AIM OF THE TASK: Every entry needs to be printed exactly, please.

--------

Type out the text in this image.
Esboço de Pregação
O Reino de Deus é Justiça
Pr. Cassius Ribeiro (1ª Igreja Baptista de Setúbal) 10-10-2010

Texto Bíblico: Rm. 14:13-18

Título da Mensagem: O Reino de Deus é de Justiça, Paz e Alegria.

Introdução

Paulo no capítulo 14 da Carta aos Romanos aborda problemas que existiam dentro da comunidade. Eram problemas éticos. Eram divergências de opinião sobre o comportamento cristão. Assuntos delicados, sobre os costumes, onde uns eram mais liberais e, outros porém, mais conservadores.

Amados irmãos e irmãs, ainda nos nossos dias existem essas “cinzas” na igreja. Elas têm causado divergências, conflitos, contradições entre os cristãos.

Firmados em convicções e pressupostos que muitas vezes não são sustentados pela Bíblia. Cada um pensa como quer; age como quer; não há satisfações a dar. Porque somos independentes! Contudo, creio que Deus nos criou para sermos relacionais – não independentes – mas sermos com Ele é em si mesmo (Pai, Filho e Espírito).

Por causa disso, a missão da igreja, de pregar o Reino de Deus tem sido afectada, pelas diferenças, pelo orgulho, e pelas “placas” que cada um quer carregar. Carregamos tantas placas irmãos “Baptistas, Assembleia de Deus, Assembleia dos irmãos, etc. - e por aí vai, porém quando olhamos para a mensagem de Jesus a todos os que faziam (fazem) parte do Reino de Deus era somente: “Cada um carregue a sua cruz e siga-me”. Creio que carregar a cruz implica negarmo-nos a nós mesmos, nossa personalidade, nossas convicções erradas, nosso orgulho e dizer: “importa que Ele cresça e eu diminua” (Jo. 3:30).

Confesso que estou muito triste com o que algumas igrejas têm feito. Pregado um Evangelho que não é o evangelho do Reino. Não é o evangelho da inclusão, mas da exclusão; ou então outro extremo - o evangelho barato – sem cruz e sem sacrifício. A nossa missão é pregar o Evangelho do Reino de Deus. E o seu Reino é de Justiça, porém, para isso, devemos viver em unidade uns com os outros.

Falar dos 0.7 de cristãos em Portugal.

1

--------

TASK OUTPUT:
Type out the text in this image.
Esboço de Pregação
O Reino de Deus é Justiça
Pr. Cassius Ribeiro (1ª Igreja Baptista de Setúbal) 10-10-2010

Texto Bíblico: Rm. 14:13-18

Título da Mensagem: O Reino de Deus é de Justiça, Paz e Alegria.

Introdução

Paulo no capítulo 14 da Carta aos Romanos aborda problemas que existiam dentro da comunidade. Eram problemas éticos. Eram divergências de opinião sobre o comportamento cristão. Assuntos delicados, sobre os costumes, onde uns eram mais liberais e, outros porém, mais conservadores.

Amados irmãos e irmãs, ainda nos nossos dias existem essas “cinzas” na igreja. Elas têm causado divergências, conflitos, contradições entre os cristãos.

Firmados em convicções e pressupostos que muitas vezes não são sustentados pela Bíblia. Cada um pensa como quer; age como quer; não há satisfações a dar. Porque somos independentes! Contudo, creio que Deus nos criou para sermos relacionais – não independentes – mas sermos com Ele é em si mesmo (Pai, Filho e Espírito).

Por causa disso, a missão da igreja, de pregar o Reino de Deus tem sido afectada, pelas diferenças, pelo orgulho, e pelas “placas” que cada um quer carregar. Carregamos tantas placas irmãos “Baptistas, Assembleia de Deus, Assembleia dos irmãos, etc. - e por aí vai, porém quando olhamos para a mensagem de Jesus a todos os que faziam (fazem) parte do Reino de Deus era somente: “Cada um carregue a sua cruz e siga-me”. Creio que carregar a cruz implica negarmo-nos a nós mesmos, nossa personalidade, nossas convicções erradas, nosso orgulho e dizer: “importa que Ele cresça e eu diminua” (Jo. 3:30).

Confesso que estou muito triste com o que algumas igrejas têm feito. Pregado um Evangelho que não é o evangelho do Reino. Não é o evangelho da inclusão, mas da exclusão; ou então outro extremo - o evangelho barato – sem cruz e sem sacrifício. A nossa missão é pregar o Evangelho do Reino de Deus. E o seu Reino é de Justiça, porém, para isso, devemos viver em unidade uns com os outros.

Falar dos 0.7 de cristãos em Portugal.

1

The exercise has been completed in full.